TASK STATEMENT
Extract each line of the data and write it out again exactly.

[Stored items from a collection]

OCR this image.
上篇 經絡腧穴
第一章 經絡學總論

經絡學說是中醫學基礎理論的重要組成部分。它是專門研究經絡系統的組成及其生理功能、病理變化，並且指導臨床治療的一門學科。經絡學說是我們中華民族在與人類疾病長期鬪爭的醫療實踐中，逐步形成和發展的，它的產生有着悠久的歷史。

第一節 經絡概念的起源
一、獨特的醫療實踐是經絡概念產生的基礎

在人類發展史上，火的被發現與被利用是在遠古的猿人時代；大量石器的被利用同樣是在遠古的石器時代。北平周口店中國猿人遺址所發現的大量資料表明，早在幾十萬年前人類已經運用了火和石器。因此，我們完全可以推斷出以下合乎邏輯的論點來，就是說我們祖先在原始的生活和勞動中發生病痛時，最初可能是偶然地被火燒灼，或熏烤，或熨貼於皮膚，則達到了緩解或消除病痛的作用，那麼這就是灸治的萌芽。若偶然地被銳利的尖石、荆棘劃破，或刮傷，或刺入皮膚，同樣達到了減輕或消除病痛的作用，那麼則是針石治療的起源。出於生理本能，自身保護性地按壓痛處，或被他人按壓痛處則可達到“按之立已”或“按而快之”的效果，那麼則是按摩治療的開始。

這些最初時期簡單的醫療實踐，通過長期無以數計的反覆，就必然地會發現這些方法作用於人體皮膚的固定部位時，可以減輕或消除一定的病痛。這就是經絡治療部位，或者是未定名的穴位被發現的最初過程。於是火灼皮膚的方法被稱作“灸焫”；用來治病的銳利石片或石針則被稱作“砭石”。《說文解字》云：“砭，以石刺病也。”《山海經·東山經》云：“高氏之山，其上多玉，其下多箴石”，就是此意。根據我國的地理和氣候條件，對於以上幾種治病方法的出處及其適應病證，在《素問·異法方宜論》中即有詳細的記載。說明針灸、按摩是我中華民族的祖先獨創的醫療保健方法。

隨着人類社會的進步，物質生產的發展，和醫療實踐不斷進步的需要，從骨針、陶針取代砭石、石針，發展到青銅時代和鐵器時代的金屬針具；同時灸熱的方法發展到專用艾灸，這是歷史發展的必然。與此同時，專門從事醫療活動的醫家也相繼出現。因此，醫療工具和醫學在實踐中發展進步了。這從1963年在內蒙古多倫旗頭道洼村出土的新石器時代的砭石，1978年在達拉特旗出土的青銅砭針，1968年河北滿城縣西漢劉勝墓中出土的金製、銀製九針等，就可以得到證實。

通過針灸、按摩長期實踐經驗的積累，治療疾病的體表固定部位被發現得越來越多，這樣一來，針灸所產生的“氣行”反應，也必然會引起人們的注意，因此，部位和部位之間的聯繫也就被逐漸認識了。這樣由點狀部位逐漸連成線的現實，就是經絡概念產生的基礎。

SOLUTION TO THE EXERCISE
OCR this image.
上篇 經絡腧穴
第一章 經絡學總論

經絡學說是中醫學基礎理論的重要組成部分。它是專門研究經絡系統的組成及其生理功能、病理變化，並且指導臨床治療的一門學科。經絡學說是我們中華民族在與人類疾病長期鬪爭的醫療實踐中，逐步形成和發展的，它的產生有着悠久的歷史。

第一節 經絡概念的起源
一、獨特的醫療實踐是經絡概念產生的基礎

在人類發展史上，火的被發現與被利用是在遠古的猿人時代；大量石器的被利用同樣是在遠古的石器時代。北平周口店中國猿人遺址所發現的大量資料表明，早在幾十萬年前人類已經運用了火和石器。因此，我們完全可以推斷出以下合乎邏輯的論點來，就是說我們祖先在原始的生活和勞動中發生病痛時，最初可能是偶然地被火燒灼，或熏烤，或熨貼於皮膚，則達到了緩解或消除病痛的作用，那麼這就是灸治的萌芽。若偶然地被銳利的尖石、荆棘劃破，或刮傷，或刺入皮膚，同樣達到了減輕或消除病痛的作用，那麼則是針石治療的起源。出於生理本能，自身保護性地按壓痛處，或被他人按壓痛處則可達到“按之立已”或“按而快之”的效果，那麼則是按摩治療的開始。

這些最初時期簡單的醫療實踐，通過長期無以數計的反覆，就必然地會發現這些方法作用於人體皮膚的固定部位時，可以減輕或消除一定的病痛。這就是經絡治療部位，或者是未定名的穴位被發現的最初過程。於是火灼皮膚的方法被稱作“灸焫”；用來治病的銳利石片或石針則被稱作“砭石”。《說文解字》云：“砭，以石刺病也。”《山海經·東山經》云：“高氏之山，其上多玉，其下多箴石”，就是此意。根據我國的地理和氣候條件，對於以上幾種治病方法的出處及其適應病證，在《素問·異法方宜論》中即有詳細的記載。說明針灸、按摩是我中華民族的祖先獨創的醫療保健方法。

隨着人類社會的進步，物質生產的發展，和醫療實踐不斷進步的需要，從骨針、陶針取代砭石、石針，發展到青銅時代和鐵器時代的金屬針具；同時灸熱的方法發展到專用艾灸，這是歷史發展的必然。與此同時，專門從事醫療活動的醫家也相繼出現。因此，醫療工具和醫學在實踐中發展進步了。這從1963年在內蒙古多倫旗頭道洼村出土的新石器時代的砭石，1978年在達拉特旗出土的青銅砭針，1968年河北滿城縣西漢劉勝墓中出土的金製、銀製九針等，就可以得到證實。

通過針灸、按摩長期實踐經驗的積累，治療疾病的體表固定部位被發現得越來越多，這樣一來，針灸所產生的“氣行”反應，也必然會引起人們的注意，因此，部位和部位之間的聯繫也就被逐漸認識了。這樣由點狀部位逐漸連成線的現實，就是經絡概念產生的基礎。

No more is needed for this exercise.